§ GIVEN ENTRIES:
==================================================

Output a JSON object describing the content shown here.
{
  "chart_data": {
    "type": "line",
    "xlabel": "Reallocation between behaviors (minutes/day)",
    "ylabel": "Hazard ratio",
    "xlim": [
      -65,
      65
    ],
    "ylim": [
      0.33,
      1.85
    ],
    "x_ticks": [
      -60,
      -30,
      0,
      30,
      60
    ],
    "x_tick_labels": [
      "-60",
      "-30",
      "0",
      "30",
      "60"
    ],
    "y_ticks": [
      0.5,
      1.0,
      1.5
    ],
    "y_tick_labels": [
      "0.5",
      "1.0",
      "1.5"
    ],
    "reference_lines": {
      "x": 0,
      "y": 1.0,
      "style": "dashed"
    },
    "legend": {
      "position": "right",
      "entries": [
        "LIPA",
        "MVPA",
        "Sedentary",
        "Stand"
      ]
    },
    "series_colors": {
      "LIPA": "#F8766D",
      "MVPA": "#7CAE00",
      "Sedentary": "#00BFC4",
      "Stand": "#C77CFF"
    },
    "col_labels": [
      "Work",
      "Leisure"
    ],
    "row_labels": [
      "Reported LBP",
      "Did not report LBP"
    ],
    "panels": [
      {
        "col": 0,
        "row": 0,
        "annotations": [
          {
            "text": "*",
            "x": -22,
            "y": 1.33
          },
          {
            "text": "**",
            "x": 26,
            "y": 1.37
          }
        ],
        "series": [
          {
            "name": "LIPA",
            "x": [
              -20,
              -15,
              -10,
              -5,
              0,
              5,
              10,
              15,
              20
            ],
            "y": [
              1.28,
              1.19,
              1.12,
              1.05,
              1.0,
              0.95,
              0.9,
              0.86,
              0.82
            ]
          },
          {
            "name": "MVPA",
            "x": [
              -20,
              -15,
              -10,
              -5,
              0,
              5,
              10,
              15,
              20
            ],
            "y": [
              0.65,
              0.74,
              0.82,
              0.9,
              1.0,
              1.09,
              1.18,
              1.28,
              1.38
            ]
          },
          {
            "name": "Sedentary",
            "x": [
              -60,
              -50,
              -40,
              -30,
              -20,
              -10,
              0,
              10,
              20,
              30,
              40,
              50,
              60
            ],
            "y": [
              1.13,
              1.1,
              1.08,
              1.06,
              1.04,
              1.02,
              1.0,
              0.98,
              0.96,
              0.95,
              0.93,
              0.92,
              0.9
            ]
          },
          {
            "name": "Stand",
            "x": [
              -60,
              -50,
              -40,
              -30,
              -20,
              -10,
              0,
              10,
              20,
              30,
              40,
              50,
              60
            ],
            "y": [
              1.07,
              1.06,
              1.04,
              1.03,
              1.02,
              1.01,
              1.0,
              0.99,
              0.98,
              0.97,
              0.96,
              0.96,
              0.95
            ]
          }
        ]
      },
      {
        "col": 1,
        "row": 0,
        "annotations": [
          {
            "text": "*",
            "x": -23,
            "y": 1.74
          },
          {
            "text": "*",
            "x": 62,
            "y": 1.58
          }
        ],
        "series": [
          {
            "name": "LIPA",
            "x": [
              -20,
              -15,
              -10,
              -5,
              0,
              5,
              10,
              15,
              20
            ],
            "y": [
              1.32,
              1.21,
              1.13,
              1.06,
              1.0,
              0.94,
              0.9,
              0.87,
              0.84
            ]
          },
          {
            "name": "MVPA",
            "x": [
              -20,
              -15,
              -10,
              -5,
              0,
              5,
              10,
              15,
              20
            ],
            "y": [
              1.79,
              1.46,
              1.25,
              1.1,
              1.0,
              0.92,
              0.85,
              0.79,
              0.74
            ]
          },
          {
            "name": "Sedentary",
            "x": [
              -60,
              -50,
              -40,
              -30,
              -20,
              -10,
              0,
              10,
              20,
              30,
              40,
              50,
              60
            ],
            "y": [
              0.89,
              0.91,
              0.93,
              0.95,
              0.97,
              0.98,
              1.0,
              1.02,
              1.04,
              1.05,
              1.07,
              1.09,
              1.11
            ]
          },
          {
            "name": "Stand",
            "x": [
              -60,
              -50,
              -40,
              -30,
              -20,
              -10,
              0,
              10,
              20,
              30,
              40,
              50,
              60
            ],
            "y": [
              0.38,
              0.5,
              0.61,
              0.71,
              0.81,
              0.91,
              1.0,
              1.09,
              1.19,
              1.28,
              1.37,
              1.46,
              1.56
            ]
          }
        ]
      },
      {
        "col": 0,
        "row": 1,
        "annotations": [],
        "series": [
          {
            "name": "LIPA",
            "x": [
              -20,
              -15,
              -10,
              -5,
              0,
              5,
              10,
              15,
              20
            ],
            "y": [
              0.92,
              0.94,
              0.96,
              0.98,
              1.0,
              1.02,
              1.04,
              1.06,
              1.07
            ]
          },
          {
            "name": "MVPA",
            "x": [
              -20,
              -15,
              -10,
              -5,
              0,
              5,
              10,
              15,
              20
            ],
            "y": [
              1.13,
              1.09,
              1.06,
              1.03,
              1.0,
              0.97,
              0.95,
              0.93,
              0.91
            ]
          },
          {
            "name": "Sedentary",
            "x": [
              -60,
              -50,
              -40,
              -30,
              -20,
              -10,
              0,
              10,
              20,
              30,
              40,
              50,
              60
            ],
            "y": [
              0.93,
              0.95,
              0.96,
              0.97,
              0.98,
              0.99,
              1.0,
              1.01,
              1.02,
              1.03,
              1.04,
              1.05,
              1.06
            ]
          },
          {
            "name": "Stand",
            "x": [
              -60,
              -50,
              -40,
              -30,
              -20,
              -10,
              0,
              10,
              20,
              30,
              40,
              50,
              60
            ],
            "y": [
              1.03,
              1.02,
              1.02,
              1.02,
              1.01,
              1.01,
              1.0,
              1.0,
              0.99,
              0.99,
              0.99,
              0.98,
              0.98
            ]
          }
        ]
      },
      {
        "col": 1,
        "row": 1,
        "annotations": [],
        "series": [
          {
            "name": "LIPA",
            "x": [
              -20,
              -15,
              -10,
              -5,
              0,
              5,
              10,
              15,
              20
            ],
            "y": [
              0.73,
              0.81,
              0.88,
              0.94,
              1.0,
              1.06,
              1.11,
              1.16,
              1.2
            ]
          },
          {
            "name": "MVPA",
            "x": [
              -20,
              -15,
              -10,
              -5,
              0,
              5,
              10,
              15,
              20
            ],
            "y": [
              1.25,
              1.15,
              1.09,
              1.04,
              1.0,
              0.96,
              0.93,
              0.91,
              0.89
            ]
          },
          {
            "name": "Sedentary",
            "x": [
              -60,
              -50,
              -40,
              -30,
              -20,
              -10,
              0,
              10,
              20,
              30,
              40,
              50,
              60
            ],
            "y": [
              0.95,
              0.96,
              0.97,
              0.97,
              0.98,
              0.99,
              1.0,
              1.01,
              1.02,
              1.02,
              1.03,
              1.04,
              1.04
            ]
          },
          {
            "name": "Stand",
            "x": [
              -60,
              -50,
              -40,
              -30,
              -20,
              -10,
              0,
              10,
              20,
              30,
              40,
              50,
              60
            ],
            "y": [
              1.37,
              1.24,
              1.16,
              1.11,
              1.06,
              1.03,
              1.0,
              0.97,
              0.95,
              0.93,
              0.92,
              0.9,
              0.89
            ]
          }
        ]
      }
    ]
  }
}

==================================================

Quote every line of the data, word for word.

§ RESPONSE TO THIS TASK:
Output a JSON object describing the content shown here.
{
  "chart_data": {
    "type": "line",
    "xlabel": "Reallocation between behaviors (minutes/day)",
    "ylabel": "Hazard ratio",
    "xlim": [
      -65,
      65
    ],
    "ylim": [
      0.33,
      1.85
    ],
    "x_ticks": [
      -60,
      -30,
      0,
      30,
      60
    ],
    "x_tick_labels": [
      "-60",
      "-30",
      "0",
      "30",
      "60"
    ],
    "y_ticks": [
      0.5,
      1.0,
      1.5
    ],
    "y_tick_labels": [
      "0.5",
      "1.0",
      "1.5"
    ],
    "reference_lines": {
      "x": 0,
      "y": 1.0,
      "style": "dashed"
    },
    "legend": {
      "position": "right",
      "entries": [
        "LIPA",
        "MVPA",
        "Sedentary",
        "Stand"
      ]
    },
    "series_colors": {
      "LIPA": "#F8766D",
      "MVPA": "#7CAE00",
      "Sedentary": "#00BFC4",
      "Stand": "#C77CFF"
    },
    "col_labels": [
      "Work",
      "Leisure"
    ],
    "row_labels": [
      "Reported LBP",
      "Did not report LBP"
    ],
    "panels": [
      {
        "col": 0,
        "row": 0,
        "annotations": [
          {
            "text": "*",
            "x": -22,
            "y": 1.33
          },
          {
            "text": "**",
            "x": 26,
            "y": 1.37
          }
        ],
        "series": [
          {
            "name": "LIPA",
            "x": [
              -20,
              -15,
              -10,
              -5,
              0,
              5,
              10,
              15,
              20
            ],
            "y": [
              1.28,
              1.19,
              1.12,
              1.05,
              1.0,
              0.95,
              0.9,
              0.86,
              0.82
            ]
          },
          {
            "name": "MVPA",
            "x": [
              -20,
              -15,
              -10,
              -5,
              0,
              5,
              10,
              15,
              20
            ],
            "y": [
              0.65,
              0.74,
              0.82,
              0.9,
              1.0,
              1.09,
              1.18,
              1.28,
              1.38
            ]
          },
          {
            "name": "Sedentary",
            "x": [
              -60,
              -50,
              -40,
              -30,
              -20,
              -10,
              0,
              10,
              20,
              30,
              40,
              50,
              60
            ],
            "y": [
              1.13,
              1.1,
              1.08,
              1.06,
              1.04,
              1.02,
              1.0,
              0.98,
              0.96,
              0.95,
              0.93,
              0.92,
              0.9
            ]
          },
          {
            "name": "Stand",
            "x": [
              -60,
              -50,
              -40,
              -30,
              -20,
              -10,
              0,
              10,
              20,
              30,
              40,
              50,
              60
            ],
            "y": [
              1.07,
              1.06,
              1.04,
              1.03,
              1.02,
              1.01,
              1.0,
              0.99,
              0.98,
              0.97,
              0.96,
              0.96,
              0.95
            ]
          }
        ]
      },
      {
        "col": 1,
        "row": 0,
        "annotations": [
          {
            "text": "*",
            "x": -23,
            "y": 1.74
          },
          {
            "text": "*",
            "x": 62,
            "y": 1.58
          }
        ],
        "series": [
          {
            "name": "LIPA",
            "x": [
              -20,
              -15,
              -10,
              -5,
              0,
              5,
              10,
              15,
              20
            ],
            "y": [
              1.32,
              1.21,
              1.13,
              1.06,
              1.0,
              0.94,
              0.9,
              0.87,
              0.84
            ]
          },
          {
            "name": "MVPA",
            "x": [
              -20,
              -15,
              -10,
              -5,
              0,
              5,
              10,
              15,
              20
            ],
            "y": [
              1.79,
              1.46,
              1.25,
              1.1,
              1.0,
              0.92,
              0.85,
              0.79,
              0.74
            ]
          },
          {
            "name": "Sedentary",
            "x": [
              -60,
              -50,
              -40,
              -30,
              -20,
              -10,
              0,
              10,
              20,
              30,
              40,
              50,
              60
            ],
            "y": [
              0.89,
              0.91,
              0.93,
              0.95,
              0.97,
              0.98,
              1.0,
              1.02,
              1.04,
              1.05,
              1.07,
              1.09,
              1.11
            ]
          },
          {
            "name": "Stand",
            "x": [
              -60,
              -50,
              -40,
              -30,
              -20,
              -10,
              0,
              10,
              20,
              30,
              40,
              50,
              60
            ],
            "y": [
              0.38,
              0.5,
              0.61,
              0.71,
              0.81,
              0.91,
              1.0,
              1.09,
              1.19,
              1.28,
              1.37,
              1.46,
              1.56
            ]
          }
        ]
      },
      {
        "col": 0,
        "row": 1,
        "annotations": [],
        "series": [
          {
            "name": "LIPA",
            "x": [
              -20,
              -15,
              -10,
              -5,
              0,
              5,
              10,
              15,
              20
            ],
            "y": [
              0.92,
              0.94,
              0.96,
              0.98,
              1.0,
              1.02,
              1.04,
              1.06,
              1.07
            ]
          },
          {
            "name": "MVPA",
            "x": [
              -20,
              -15,
              -10,
              -5,
              0,
              5,
              10,
              15,
              20
            ],
            "y": [
              1.13,
              1.09,
              1.06,
              1.03,
              1.0,
              0.97,
              0.95,
              0.93,
              0.91
            ]
          },
          {
            "name": "Sedentary",
            "x": [
              -60,
              -50,
              -40,
              -30,
              -20,
              -10,
              0,
              10,
              20,
              30,
              40,
              50,
              60
            ],
            "y": [
              0.93,
              0.95,
              0.96,
              0.97,
              0.98,
              0.99,
              1.0,
              1.01,
              1.02,
              1.03,
              1.04,
              1.05,
              1.06
            ]
          },
          {
            "name": "Stand",
            "x": [
              -60,
              -50,
              -40,
              -30,
              -20,
              -10,
              0,
              10,
              20,
              30,
              40,
              50,
              60
            ],
            "y": [
              1.03,
              1.02,
              1.02,
              1.02,
              1.01,
              1.01,
              1.0,
              1.0,
              0.99,
              0.99,
              0.99,
              0.98,
              0.98
            ]
          }
        ]
      },
      {
        "col": 1,
        "row": 1,
        "annotations": [],
        "series": [
          {
            "name": "LIPA",
            "x": [
              -20,
              -15,
              -10,
              -5,
              0,
              5,
              10,
              15,
              20
            ],
            "y": [
              0.73,
              0.81,
              0.88,
              0.94,
              1.0,
              1.06,
              1.11,
              1.16,
              1.2
            ]
          },
          {
            "name": "MVPA",
            "x": [
              -20,
              -15,
              -10,
              -5,
              0,
              5,
              10,
              15,
              20
            ],
            "y": [
              1.25,
              1.15,
              1.09,
              1.04,
              1.0,
              0.96,
              0.93,
              0.91,
              0.89
            ]
          },
          {
            "name": "Sedentary",
            "x": [
              -60,
              -50,
              -40,
              -30,
              -20,
              -10,
              0,
              10,
              20,
              30,
              40,
              50,
              60
            ],
            "y": [
              0.95,
              0.96,
              0.97,
              0.97,
              0.98,
              0.99,
              1.0,
              1.01,
              1.02,
              1.02,
              1.03,
              1.04,
              1.04
            ]
          },
          {
            "name": "Stand",
            "x": [
              -60,
              -50,
              -40,
              -30,
              -20,
              -10,
              0,
              10,
              20,
              30,
              40,
              50,
              60
            ],
            "y": [
              1.37,
              1.24,
              1.16,
              1.11,
              1.06,
              1.03,
              1.0,
              0.97,
              0.95,
              0.93,
              0.92,
              0.9,
              0.89
            ]
          }
        ]
      }
    ]
  }
}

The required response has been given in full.